Web page and app entries
***
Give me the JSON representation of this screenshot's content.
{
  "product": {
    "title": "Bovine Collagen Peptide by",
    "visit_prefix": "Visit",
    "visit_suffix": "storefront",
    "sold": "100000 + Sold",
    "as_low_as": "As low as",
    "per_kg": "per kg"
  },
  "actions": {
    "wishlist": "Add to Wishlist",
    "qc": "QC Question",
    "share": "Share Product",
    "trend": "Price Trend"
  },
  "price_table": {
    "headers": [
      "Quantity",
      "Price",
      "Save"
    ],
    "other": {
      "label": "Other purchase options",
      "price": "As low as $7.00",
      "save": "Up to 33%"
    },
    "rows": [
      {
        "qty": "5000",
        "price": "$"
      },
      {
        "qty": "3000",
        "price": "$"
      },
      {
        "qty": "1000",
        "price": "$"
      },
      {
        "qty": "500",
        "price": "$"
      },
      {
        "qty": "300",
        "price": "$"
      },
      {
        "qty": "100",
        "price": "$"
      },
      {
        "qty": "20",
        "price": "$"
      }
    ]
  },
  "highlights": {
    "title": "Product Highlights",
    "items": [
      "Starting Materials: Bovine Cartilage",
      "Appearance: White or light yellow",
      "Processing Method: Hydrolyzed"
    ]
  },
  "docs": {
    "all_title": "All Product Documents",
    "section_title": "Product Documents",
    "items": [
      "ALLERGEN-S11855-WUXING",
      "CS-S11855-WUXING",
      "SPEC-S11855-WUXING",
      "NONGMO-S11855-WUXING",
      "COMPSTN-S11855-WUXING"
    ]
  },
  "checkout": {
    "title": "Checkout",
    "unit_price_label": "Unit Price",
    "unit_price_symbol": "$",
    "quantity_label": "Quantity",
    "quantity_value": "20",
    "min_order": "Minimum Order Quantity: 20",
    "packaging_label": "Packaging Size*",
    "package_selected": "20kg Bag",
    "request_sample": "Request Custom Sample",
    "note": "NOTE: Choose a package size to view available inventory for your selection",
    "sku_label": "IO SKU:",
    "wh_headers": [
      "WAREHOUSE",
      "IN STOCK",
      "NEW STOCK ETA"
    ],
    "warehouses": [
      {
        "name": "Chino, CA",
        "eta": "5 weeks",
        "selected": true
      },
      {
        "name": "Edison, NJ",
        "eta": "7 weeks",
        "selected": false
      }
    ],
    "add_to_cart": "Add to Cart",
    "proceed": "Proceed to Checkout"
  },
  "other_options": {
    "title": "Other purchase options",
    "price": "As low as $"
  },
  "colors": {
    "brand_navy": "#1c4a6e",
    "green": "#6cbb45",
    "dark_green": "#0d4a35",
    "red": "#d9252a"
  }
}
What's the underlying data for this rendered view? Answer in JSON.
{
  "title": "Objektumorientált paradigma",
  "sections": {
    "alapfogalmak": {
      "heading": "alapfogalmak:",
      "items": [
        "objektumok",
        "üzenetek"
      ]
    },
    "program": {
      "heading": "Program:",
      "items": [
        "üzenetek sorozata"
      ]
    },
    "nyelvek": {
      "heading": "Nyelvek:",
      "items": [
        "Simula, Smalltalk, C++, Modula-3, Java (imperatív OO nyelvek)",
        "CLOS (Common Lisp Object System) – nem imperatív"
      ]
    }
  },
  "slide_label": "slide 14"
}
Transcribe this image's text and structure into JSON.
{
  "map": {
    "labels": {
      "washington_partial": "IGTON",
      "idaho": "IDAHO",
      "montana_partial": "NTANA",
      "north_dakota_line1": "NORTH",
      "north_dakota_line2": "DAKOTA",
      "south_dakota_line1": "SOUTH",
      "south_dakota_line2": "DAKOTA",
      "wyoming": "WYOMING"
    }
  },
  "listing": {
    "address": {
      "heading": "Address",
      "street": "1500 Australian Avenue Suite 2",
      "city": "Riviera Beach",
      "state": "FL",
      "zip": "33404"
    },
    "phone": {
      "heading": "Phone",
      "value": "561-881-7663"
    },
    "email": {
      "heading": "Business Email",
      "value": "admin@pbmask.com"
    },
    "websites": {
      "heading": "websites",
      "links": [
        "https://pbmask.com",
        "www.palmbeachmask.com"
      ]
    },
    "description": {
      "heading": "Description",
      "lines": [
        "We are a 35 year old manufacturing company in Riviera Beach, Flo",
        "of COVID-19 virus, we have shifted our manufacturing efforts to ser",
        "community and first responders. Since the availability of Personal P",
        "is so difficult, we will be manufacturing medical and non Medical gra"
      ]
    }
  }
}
***
Search the records above for the string "this". Report each line that has it.

Give me the JSON representation of this screenshot's content.
What's the underlying data for this rendered view? Answer in JSON.
Transcribe this image's text and structure into JSON.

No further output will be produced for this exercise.